SUPPLIED INFORMATION =
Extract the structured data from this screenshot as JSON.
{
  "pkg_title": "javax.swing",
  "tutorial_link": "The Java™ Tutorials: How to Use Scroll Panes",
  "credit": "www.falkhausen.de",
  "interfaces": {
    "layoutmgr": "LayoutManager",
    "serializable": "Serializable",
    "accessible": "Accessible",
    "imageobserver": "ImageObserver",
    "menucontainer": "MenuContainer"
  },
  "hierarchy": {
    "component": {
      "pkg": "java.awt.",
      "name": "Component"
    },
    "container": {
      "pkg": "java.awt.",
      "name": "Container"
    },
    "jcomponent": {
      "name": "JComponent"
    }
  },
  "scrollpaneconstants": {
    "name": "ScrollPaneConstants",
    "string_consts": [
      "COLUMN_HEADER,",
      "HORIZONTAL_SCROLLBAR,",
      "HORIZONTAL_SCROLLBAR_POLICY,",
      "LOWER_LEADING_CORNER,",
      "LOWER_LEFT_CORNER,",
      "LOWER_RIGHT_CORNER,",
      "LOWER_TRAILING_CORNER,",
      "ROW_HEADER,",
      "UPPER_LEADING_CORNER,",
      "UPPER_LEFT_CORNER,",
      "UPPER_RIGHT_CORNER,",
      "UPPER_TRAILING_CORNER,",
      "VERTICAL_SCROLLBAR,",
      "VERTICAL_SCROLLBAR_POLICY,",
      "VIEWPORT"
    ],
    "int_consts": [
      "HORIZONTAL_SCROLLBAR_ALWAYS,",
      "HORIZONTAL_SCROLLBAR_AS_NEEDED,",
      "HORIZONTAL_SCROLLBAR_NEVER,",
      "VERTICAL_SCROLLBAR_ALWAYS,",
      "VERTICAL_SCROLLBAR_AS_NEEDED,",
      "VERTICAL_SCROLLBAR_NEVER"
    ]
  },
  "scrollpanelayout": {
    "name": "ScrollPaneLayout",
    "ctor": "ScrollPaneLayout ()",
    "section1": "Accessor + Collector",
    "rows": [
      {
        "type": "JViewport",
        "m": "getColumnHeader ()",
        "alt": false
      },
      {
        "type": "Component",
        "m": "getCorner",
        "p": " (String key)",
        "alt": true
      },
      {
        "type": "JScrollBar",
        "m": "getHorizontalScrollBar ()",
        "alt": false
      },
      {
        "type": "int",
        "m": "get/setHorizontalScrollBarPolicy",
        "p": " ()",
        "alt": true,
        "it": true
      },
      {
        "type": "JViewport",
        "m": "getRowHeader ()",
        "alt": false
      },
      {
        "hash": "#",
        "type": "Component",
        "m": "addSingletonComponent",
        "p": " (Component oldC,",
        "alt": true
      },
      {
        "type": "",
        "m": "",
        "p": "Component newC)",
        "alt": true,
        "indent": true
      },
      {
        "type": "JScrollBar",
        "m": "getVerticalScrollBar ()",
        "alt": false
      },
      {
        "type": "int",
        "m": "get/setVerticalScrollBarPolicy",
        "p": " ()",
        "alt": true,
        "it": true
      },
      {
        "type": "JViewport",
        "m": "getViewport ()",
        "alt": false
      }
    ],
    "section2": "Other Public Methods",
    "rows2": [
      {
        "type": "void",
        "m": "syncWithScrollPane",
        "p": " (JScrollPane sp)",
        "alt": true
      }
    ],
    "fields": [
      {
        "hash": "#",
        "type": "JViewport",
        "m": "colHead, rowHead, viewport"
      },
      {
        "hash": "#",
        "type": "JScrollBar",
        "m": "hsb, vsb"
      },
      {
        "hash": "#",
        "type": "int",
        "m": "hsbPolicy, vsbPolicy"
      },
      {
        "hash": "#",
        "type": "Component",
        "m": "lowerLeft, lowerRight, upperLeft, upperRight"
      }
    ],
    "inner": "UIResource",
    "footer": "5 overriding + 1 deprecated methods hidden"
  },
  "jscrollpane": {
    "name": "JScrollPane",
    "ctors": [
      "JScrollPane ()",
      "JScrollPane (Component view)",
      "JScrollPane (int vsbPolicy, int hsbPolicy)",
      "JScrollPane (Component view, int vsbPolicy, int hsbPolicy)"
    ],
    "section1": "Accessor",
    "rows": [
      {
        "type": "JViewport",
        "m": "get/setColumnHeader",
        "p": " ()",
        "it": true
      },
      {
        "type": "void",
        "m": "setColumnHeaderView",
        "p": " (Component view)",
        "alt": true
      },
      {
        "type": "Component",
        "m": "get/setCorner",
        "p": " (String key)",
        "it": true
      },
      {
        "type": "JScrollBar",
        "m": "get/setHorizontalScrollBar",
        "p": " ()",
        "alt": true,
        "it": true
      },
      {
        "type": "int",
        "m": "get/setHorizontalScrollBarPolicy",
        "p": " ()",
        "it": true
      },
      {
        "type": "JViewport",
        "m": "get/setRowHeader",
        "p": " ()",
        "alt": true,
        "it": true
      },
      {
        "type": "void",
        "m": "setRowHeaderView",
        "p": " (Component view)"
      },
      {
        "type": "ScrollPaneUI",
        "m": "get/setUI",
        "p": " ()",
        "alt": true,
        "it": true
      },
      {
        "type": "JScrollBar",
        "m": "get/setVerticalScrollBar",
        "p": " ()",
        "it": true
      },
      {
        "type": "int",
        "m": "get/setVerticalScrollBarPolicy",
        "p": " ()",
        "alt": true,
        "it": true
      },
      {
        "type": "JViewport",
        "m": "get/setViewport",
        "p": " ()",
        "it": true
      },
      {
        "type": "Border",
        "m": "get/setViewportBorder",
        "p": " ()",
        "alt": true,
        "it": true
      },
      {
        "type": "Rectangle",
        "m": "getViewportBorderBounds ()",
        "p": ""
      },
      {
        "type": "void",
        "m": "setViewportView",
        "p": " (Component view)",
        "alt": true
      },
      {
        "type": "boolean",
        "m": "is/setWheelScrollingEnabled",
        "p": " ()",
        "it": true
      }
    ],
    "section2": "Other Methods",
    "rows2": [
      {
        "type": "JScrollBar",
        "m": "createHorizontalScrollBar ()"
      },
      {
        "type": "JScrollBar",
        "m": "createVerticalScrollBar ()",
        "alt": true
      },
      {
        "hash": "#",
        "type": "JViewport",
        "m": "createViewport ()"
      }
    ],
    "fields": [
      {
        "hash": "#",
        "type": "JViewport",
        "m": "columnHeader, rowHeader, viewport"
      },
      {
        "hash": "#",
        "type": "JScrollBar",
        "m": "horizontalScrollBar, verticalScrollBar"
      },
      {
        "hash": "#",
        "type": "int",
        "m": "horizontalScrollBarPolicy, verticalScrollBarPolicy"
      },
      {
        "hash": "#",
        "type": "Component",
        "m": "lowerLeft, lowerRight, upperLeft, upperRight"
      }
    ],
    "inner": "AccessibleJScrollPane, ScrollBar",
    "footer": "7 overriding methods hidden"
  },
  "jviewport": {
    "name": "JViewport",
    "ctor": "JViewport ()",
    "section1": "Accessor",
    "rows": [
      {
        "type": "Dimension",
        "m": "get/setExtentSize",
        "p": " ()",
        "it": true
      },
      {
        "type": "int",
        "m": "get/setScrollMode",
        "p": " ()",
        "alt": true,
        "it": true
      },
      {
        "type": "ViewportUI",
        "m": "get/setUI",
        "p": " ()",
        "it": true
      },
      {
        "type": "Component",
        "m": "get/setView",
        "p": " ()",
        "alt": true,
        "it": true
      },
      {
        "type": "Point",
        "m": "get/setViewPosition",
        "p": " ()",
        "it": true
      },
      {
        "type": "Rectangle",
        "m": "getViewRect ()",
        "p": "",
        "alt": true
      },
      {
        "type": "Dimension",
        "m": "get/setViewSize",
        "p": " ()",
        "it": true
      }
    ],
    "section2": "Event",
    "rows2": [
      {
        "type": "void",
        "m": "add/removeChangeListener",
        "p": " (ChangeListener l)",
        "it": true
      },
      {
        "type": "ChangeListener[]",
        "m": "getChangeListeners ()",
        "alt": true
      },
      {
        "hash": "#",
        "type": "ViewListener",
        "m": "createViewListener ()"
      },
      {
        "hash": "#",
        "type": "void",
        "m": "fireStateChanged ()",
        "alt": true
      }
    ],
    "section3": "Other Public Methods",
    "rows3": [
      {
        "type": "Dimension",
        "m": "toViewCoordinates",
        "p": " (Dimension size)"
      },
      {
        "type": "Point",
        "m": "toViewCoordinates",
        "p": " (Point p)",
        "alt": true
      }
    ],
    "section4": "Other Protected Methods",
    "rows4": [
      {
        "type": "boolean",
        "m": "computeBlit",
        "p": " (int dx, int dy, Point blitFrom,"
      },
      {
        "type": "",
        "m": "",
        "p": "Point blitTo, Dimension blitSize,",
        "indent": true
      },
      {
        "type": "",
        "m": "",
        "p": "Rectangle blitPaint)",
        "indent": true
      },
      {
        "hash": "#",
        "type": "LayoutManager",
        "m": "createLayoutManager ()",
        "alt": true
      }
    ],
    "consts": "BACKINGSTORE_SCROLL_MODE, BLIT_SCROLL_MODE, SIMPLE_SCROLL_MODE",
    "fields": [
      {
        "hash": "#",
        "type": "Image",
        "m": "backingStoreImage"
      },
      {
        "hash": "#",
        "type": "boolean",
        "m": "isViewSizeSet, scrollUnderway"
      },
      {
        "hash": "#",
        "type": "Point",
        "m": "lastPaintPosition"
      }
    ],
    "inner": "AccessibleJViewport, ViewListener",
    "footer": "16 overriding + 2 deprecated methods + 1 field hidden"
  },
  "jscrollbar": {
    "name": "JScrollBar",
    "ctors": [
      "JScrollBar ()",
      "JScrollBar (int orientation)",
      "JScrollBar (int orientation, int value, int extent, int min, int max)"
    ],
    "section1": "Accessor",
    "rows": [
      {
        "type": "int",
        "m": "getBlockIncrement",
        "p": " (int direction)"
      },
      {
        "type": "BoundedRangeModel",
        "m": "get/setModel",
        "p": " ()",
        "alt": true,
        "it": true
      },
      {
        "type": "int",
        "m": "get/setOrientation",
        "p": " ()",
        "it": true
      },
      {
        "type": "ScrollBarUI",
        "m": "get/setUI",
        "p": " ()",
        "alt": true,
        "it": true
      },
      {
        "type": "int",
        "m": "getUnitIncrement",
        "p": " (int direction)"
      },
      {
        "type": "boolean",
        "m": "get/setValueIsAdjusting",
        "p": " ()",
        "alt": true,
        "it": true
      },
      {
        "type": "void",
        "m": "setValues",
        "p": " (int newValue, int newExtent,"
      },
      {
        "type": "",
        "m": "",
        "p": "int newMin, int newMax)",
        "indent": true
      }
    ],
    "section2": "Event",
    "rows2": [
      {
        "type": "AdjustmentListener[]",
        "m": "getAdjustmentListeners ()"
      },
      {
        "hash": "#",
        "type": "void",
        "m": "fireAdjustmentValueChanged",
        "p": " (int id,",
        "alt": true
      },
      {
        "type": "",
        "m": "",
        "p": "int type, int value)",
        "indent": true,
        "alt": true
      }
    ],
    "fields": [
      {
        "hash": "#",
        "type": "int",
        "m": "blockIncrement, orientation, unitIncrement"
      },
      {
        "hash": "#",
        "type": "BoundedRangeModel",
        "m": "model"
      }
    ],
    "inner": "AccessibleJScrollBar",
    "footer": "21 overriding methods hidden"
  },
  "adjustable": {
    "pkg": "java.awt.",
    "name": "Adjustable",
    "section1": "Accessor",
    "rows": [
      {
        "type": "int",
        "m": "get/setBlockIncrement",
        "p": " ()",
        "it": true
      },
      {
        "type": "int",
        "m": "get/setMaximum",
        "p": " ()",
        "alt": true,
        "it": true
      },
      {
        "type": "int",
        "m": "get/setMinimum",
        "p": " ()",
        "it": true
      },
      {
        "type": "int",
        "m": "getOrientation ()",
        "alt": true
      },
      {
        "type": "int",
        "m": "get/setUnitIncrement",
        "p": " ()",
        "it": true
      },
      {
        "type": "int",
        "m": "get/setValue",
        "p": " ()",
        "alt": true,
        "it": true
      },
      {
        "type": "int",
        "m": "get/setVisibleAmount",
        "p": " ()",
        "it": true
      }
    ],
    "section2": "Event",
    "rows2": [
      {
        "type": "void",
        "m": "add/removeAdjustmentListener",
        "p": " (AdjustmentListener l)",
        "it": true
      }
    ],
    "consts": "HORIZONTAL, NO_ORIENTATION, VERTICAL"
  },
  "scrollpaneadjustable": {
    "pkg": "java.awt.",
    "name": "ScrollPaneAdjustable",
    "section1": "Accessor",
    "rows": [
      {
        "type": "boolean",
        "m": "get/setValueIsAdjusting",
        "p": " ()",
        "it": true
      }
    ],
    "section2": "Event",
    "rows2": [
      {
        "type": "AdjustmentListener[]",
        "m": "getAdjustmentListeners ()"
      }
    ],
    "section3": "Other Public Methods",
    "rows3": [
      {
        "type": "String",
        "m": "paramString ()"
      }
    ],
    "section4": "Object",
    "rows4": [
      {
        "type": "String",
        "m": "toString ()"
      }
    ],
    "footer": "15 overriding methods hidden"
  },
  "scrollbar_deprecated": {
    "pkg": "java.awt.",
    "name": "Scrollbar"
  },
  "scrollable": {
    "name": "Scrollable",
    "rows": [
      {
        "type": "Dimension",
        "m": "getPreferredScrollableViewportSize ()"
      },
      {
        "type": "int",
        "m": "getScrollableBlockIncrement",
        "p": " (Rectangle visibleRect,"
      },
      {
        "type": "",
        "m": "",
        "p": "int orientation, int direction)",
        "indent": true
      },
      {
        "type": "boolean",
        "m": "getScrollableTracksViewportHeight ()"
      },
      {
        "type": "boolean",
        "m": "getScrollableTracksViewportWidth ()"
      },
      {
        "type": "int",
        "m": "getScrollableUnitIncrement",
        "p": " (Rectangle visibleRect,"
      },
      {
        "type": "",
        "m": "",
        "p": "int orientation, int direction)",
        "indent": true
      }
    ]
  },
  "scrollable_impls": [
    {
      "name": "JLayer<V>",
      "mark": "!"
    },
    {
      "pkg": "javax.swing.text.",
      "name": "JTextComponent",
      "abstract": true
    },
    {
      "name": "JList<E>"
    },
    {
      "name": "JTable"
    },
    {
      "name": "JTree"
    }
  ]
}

EXERCISE =
Find every line containing the word "hsbPolicy", then give the total and nothing more.

ANSWER BELOW =
3